Material supplied
----

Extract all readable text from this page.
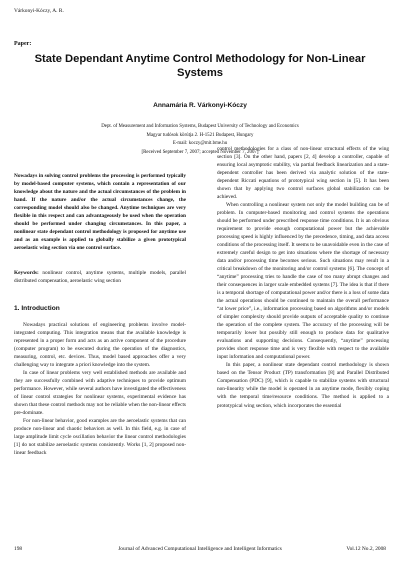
Várkonyi-Kóczy, A. R.
Paper:
State Dependant Anytime Control Methodology for Non-Linear Systems
Annamária R. Várkonyi-Kóczy
Dept. of Measurement and Information Systems, Budapest University of Technology and Economics
Magyar tudósok körútja 2. H-1521 Budapest, Hungary
E-mail: koczy@mit.bme.hu
[Received September 7, 2007; accepted November 7, 2007]

Nowadays in solving control problems the processing is performed typically by model-based computer systems, which contain a representation of our knowledge about the nature and the actual circumstances of the problem in hand. If the nature and/or the actual circumstances change, the corresponding model should also be changed. Anytime techniques are very flexible in this respect and can advantageously be used when the operation should be performed under changing circumstances. In this paper, a nonlinear state dependant control methodology is proposed for anytime use and as an example is applied to globally stabilize a given prototypical aeroelastic wing section via one control surface.

Keywords: nonlinear control, anytime systems, multiple models, parallel distributed compensation, aeroelastic wing section

1. Introduction

Nowadays practical solutions of engineering problems involve model-integrated computing. This integration means that the available knowledge is represented in a proper form and acts as an active component of the procedure (computer program) to be executed during the operation of the diagnostics, measuring, control, etc. devices. Thus, model based approaches offer a very challenging way to integrate a priori knowledge into the system.

In case of linear problems very well established methods are available and they are successfully combined with adaptive techniques to provide optimum performance. However, while several authors have investigated the effectiveness of linear control strategies for nonlinear systems, experimental evidence has shown that these control methods may not be reliable when the non-linear effects pre-dominate.

For non-linear behavior, good examples are the aeroelastic systems that can produce non-linear and chaotic behaviors as well. In this field, e.g. in case of large amplitude limit cycle oscillation behavior the linear control methodologies [1] do not stabilize aeroelastic systems consistently. Works [1, 2] proposed non-linear feedback

control methodologies for a class of non-linear structural effects of the wing section [3]. On the other hand, papers [2, 4] develop a controller, capable of ensuring local asymptotic stability, via partial feedback linearization and a state-dependent controller has been derived via analytic solution of the state-dependent Riccati equations of prototypical wing section in [5]. It has been shown that by applying two control surfaces global stabilization can be achieved.

When controlling a nonlinear system not only the model building can be of problem. In computer-based monitoring and control systems the operations should be performed under prescribed response time conditions. It is an obvious requirement to provide enough computational power but the achievable processing speed is highly influenced by the precedence, timing, and data access conditions of the processing itself. It seems to be unavoidable even in the case of extremely careful design to get into situations where the shortage of necessary data and/or processing time becomes serious. Such situations may result in a critical breakdown of the monitoring and/or control systems [6]. The concept of “anytime” processing tries to handle the case of too many abrupt changes and their consequences in larger scale embedded systems [7]. The idea is that if there is a temporal shortage of computational power and/or there is a loss of some data the actual operations should be continued to maintain the overall performance “at lower price”, i.e., information processing based on algorithms and/or models of simpler complexity should provide outputs of acceptable quality to continue the operation of the complete system. The accuracy of the processing will be temporarily lower but possibly still enough to produce data for qualitative evaluations and supporting decisions. Consequently, “anytime” processing provides short response time and is very flexible with respect to the available input information and computational power.

In this paper, a nonlinear state dependant control methodology is shown based on the Tensor Product (TP) transformation [8] and Parallel Distributed Compensation (PDC) [9], which is capable to stabilize systems with structural non-linearity while the model is operated in an anytime mode, flexibly coping with the temporal time/resource conditions. The method is applied to a prototypical wing section, which incorporates the essential

198	Journal of Advanced Computational Intelligence and Intelligent Informatics	Vol.12 No.2, 2008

----

Problem description
Reproduce the records above exactly, leaving out every picture they contain.

Exercise response
Extract all readable text from this page.
Várkonyi-Kóczy, A. R.
Paper:
State Dependant Anytime Control Methodology for Non-Linear Systems
Annamária R. Várkonyi-Kóczy
Dept. of Measurement and Information Systems, Budapest University of Technology and Economics
Magyar tudósok körútja 2. H-1521 Budapest, Hungary
E-mail: koczy@mit.bme.hu
[Received September 7, 2007; accepted November 7, 2007]

Nowadays in solving control problems the processing is performed typically by model-based computer systems, which contain a representation of our knowledge about the nature and the actual circumstances of the problem in hand. If the nature and/or the actual circumstances change, the corresponding model should also be changed. Anytime techniques are very flexible in this respect and can advantageously be used when the operation should be performed under changing circumstances. In this paper, a nonlinear state dependant control methodology is proposed for anytime use and as an example is applied to globally stabilize a given prototypical aeroelastic wing section via one control surface.

Keywords: nonlinear control, anytime systems, multiple models, parallel distributed compensation, aeroelastic wing section

1. Introduction

Nowadays practical solutions of engineering problems involve model-integrated computing. This integration means that the available knowledge is represented in a proper form and acts as an active component of the procedure (computer program) to be executed during the operation of the diagnostics, measuring, control, etc. devices. Thus, model based approaches offer a very challenging way to integrate a priori knowledge into the system.

In case of linear problems very well established methods are available and they are successfully combined with adaptive techniques to provide optimum performance. However, while several authors have investigated the effectiveness of linear control strategies for nonlinear systems, experimental evidence has shown that these control methods may not be reliable when the non-linear effects pre-dominate.

For non-linear behavior, good examples are the aeroelastic systems that can produce non-linear and chaotic behaviors as well. In this field, e.g. in case of large amplitude limit cycle oscillation behavior the linear control methodologies [1] do not stabilize aeroelastic systems consistently. Works [1, 2] proposed non-linear feedback

control methodologies for a class of non-linear structural effects of the wing section [3]. On the other hand, papers [2, 4] develop a controller, capable of ensuring local asymptotic stability, via partial feedback linearization and a state-dependent controller has been derived via analytic solution of the state-dependent Riccati equations of prototypical wing section in [5]. It has been shown that by applying two control surfaces global stabilization can be achieved.

When controlling a nonlinear system not only the model building can be of problem. In computer-based monitoring and control systems the operations should be performed under prescribed response time conditions. It is an obvious requirement to provide enough computational power but the achievable processing speed is highly influenced by the precedence, timing, and data access conditions of the processing itself. It seems to be unavoidable even in the case of extremely careful design to get into situations where the shortage of necessary data and/or processing time becomes serious. Such situations may result in a critical breakdown of the monitoring and/or control systems [6]. The concept of “anytime” processing tries to handle the case of too many abrupt changes and their consequences in larger scale embedded systems [7]. The idea is that if there is a temporal shortage of computational power and/or there is a loss of some data the actual operations should be continued to maintain the overall performance “at lower price”, i.e., information processing based on algorithms and/or models of simpler complexity should provide outputs of acceptable quality to continue the operation of the complete system. The accuracy of the processing will be temporarily lower but possibly still enough to produce data for qualitative evaluations and supporting decisions. Consequently, “anytime” processing provides short response time and is very flexible with respect to the available input information and computational power.

In this paper, a nonlinear state dependant control methodology is shown based on the Tensor Product (TP) transformation [8] and Parallel Distributed Compensation (PDC) [9], which is capable to stabilize systems with structural non-linearity while the model is operated in an anytime mode, flexibly coping with the temporal time/resource conditions. The method is applied to a prototypical wing section, which incorporates the essential

198	Journal of Advanced Computational Intelligence and Intelligent Informatics	Vol.12 No.2, 2008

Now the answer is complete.